> BRIEF:
The records below must be copied in full; omit the images.

> PROVIDED INFORMATION:

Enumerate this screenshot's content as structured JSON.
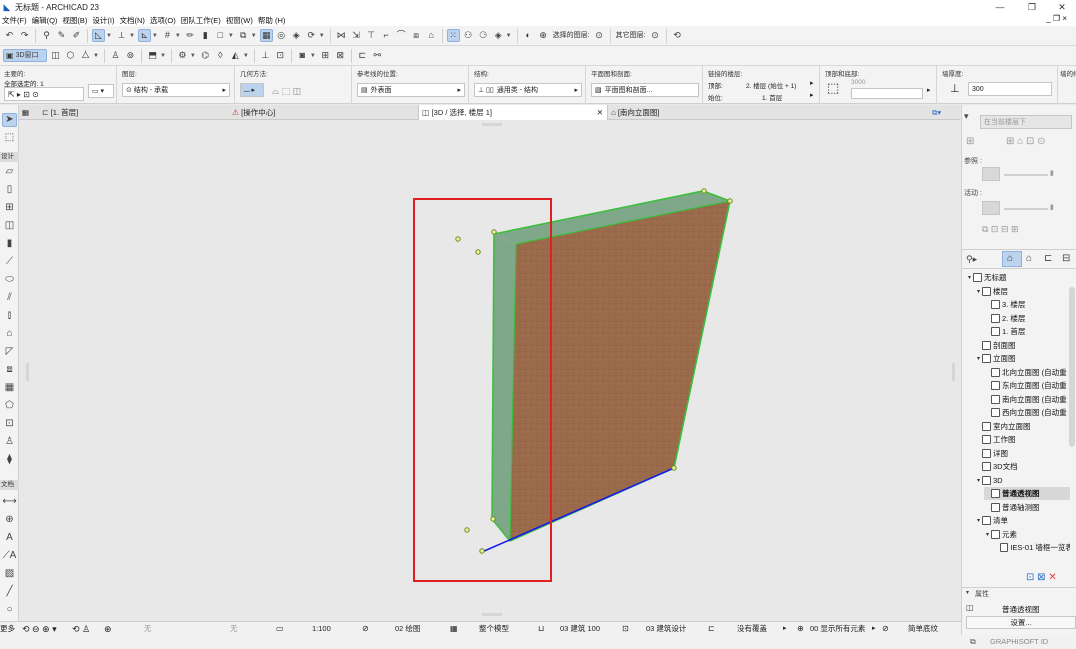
{
  "window": {
    "title": "无标题 - ARCHICAD 23",
    "controls": {
      "minimize": "—",
      "restore": "❐",
      "close": "✕"
    },
    "secondary_controls": "_ ❐ ×"
  },
  "menu": [
    "文件(F)",
    "编辑(Q)",
    "视图(B)",
    "设计(I)",
    "文档(N)",
    "选项(O)",
    "团队工作(E)",
    "视窗(W)",
    "帮助 (H)"
  ],
  "toolbar": {
    "layer_selected_label": "选择的图层:",
    "other_layers_label": "其它图层:",
    "window_3d_label": "3D窗口"
  },
  "infobox": {
    "main_label": "主要的:",
    "all_selected": "全部选定的: 1",
    "layer_label": "图层:",
    "layer_value": "结构 - 承载",
    "geometry_label": "几何方法:",
    "ref_line_label": "参考线的位置:",
    "ref_line_value": "外表面",
    "structure_label": "结构:",
    "structure_value": "通用类 - 结构",
    "plan_section_label": "平面图和剖面:",
    "plan_section_value": "平面图和剖面...",
    "linked_floor_label": "链接的楼层:",
    "top_label": "顶部:",
    "top_value": "2. 楼层 (始位 + 1)",
    "start_label": "始位:",
    "start_value": "1. 首层",
    "top_bottom_label": "顶部和底部:",
    "top_bottom_value": "3000",
    "wall_thickness_label": "墙厚度:",
    "wall_thickness_value": "300",
    "wall_extra_label": "墙的结"
  },
  "tabs": [
    {
      "label": "[1. 首层]",
      "active": false
    },
    {
      "label": "[操作中心]",
      "active": false
    },
    {
      "label": "[3D / 选择, 楼层 1]",
      "active": true
    },
    {
      "label": "[南向立面图]",
      "active": false
    }
  ],
  "toolbox": {
    "section_design": "设计",
    "section_document": "文档",
    "section_more": "更多"
  },
  "right_panel": {
    "floor_placeholder": "在当前楼层下",
    "ref_label": "参照 :",
    "active_label": "活动 :",
    "tree": [
      {
        "label": "无标题",
        "level": 0,
        "toggle": "v"
      },
      {
        "label": "楼层",
        "level": 1,
        "toggle": "v"
      },
      {
        "label": "3. 楼层",
        "level": 2,
        "toggle": ""
      },
      {
        "label": "2. 楼层",
        "level": 2,
        "toggle": ""
      },
      {
        "label": "1. 首层",
        "level": 2,
        "toggle": ""
      },
      {
        "label": "剖面图",
        "level": 1,
        "toggle": ""
      },
      {
        "label": "立面图",
        "level": 1,
        "toggle": "v"
      },
      {
        "label": "北向立面图 (自动重",
        "level": 2,
        "toggle": ""
      },
      {
        "label": "东向立面图 (自动重",
        "level": 2,
        "toggle": ""
      },
      {
        "label": "南向立面图 (自动重",
        "level": 2,
        "toggle": ""
      },
      {
        "label": "西向立面图 (自动重",
        "level": 2,
        "toggle": ""
      },
      {
        "label": "室内立面图",
        "level": 1,
        "toggle": ""
      },
      {
        "label": "工作图",
        "level": 1,
        "toggle": ""
      },
      {
        "label": "详图",
        "level": 1,
        "toggle": ""
      },
      {
        "label": "3D文档",
        "level": 1,
        "toggle": ""
      },
      {
        "label": "3D",
        "level": 1,
        "toggle": "v"
      },
      {
        "label": "普通透视图",
        "level": 2,
        "toggle": "",
        "selected": true
      },
      {
        "label": "普通轴测图",
        "level": 2,
        "toggle": ""
      },
      {
        "label": "清单",
        "level": 1,
        "toggle": "v"
      },
      {
        "label": "元素",
        "level": 2,
        "toggle": "v"
      },
      {
        "label": "IES-01 墙框一览表",
        "level": 3,
        "toggle": ""
      }
    ],
    "properties_header": "属性",
    "properties_value": "普通透视图",
    "settings_button": "设置..."
  },
  "statusbar": {
    "none1": "无",
    "none2": "无",
    "scale": "1:100",
    "pen_set": "02 绘图",
    "model_view": "整个模型",
    "layer_combo": "03 建筑 100",
    "dimension": "03 建筑设计",
    "override": "没有覆盖",
    "renovation": "00 显示所有元素",
    "structure_display": "简单底纹"
  },
  "brand": "GRAPHISOFT ID",
  "colors": {
    "wall_fill": "#9a6a4a",
    "wall_edge": "#3cbf3c",
    "wall_side": "#7fa88a",
    "baseline": "#1a1aee",
    "selection_rect": "#e02020"
  }
}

> SOLUTION TO THE EXERCISE:
Enumerate this screenshot's content as structured JSON.
{
  "window": {
    "title": "无标题 - ARCHICAD 23",
    "controls": {
      "minimize": "—",
      "restore": "❐",
      "close": "✕"
    },
    "secondary_controls": "_ ❐ ×"
  },
  "menu": [
    "文件(F)",
    "编辑(Q)",
    "视图(B)",
    "设计(I)",
    "文档(N)",
    "选项(O)",
    "团队工作(E)",
    "视窗(W)",
    "帮助 (H)"
  ],
  "toolbar": {
    "layer_selected_label": "选择的图层:",
    "other_layers_label": "其它图层:",
    "window_3d_label": "3D窗口"
  },
  "infobox": {
    "main_label": "主要的:",
    "all_selected": "全部选定的: 1",
    "layer_label": "图层:",
    "layer_value": "结构 - 承载",
    "geometry_label": "几何方法:",
    "ref_line_label": "参考线的位置:",
    "ref_line_value": "外表面",
    "structure_label": "结构:",
    "structure_value": "通用类 - 结构",
    "plan_section_label": "平面图和剖面:",
    "plan_section_value": "平面图和剖面...",
    "linked_floor_label": "链接的楼层:",
    "top_label": "顶部:",
    "top_value": "2. 楼层 (始位 + 1)",
    "start_label": "始位:",
    "start_value": "1. 首层",
    "top_bottom_label": "顶部和底部:",
    "top_bottom_value": "3000",
    "wall_thickness_label": "墙厚度:",
    "wall_thickness_value": "300",
    "wall_extra_label": "墙的结"
  },
  "tabs": [
    {
      "label": "[1. 首层]",
      "active": false
    },
    {
      "label": "[操作中心]",
      "active": false
    },
    {
      "label": "[3D / 选择, 楼层 1]",
      "active": true
    },
    {
      "label": "[南向立面图]",
      "active": false
    }
  ],
  "toolbox": {
    "section_design": "设计",
    "section_document": "文档",
    "section_more": "更多"
  },
  "right_panel": {
    "floor_placeholder": "在当前楼层下",
    "ref_label": "参照 :",
    "active_label": "活动 :",
    "tree": [
      {
        "label": "无标题",
        "level": 0,
        "toggle": "v"
      },
      {
        "label": "楼层",
        "level": 1,
        "toggle": "v"
      },
      {
        "label": "3. 楼层",
        "level": 2,
        "toggle": ""
      },
      {
        "label": "2. 楼层",
        "level": 2,
        "toggle": ""
      },
      {
        "label": "1. 首层",
        "level": 2,
        "toggle": ""
      },
      {
        "label": "剖面图",
        "level": 1,
        "toggle": ""
      },
      {
        "label": "立面图",
        "level": 1,
        "toggle": "v"
      },
      {
        "label": "北向立面图 (自动重",
        "level": 2,
        "toggle": ""
      },
      {
        "label": "东向立面图 (自动重",
        "level": 2,
        "toggle": ""
      },
      {
        "label": "南向立面图 (自动重",
        "level": 2,
        "toggle": ""
      },
      {
        "label": "西向立面图 (自动重",
        "level": 2,
        "toggle": ""
      },
      {
        "label": "室内立面图",
        "level": 1,
        "toggle": ""
      },
      {
        "label": "工作图",
        "level": 1,
        "toggle": ""
      },
      {
        "label": "详图",
        "level": 1,
        "toggle": ""
      },
      {
        "label": "3D文档",
        "level": 1,
        "toggle": ""
      },
      {
        "label": "3D",
        "level": 1,
        "toggle": "v"
      },
      {
        "label": "普通透视图",
        "level": 2,
        "toggle": "",
        "selected": true
      },
      {
        "label": "普通轴测图",
        "level": 2,
        "toggle": ""
      },
      {
        "label": "清单",
        "level": 1,
        "toggle": "v"
      },
      {
        "label": "元素",
        "level": 2,
        "toggle": "v"
      },
      {
        "label": "IES-01 墙框一览表",
        "level": 3,
        "toggle": ""
      }
    ],
    "properties_header": "属性",
    "properties_value": "普通透视图",
    "settings_button": "设置..."
  },
  "statusbar": {
    "none1": "无",
    "none2": "无",
    "scale": "1:100",
    "pen_set": "02 绘图",
    "model_view": "整个模型",
    "layer_combo": "03 建筑 100",
    "dimension": "03 建筑设计",
    "override": "没有覆盖",
    "renovation": "00 显示所有元素",
    "structure_display": "简单底纹"
  },
  "brand": "GRAPHISOFT ID",
  "colors": {
    "wall_fill": "#9a6a4a",
    "wall_edge": "#3cbf3c",
    "wall_side": "#7fa88a",
    "baseline": "#1a1aee",
    "selection_rect": "#e02020"
  }
}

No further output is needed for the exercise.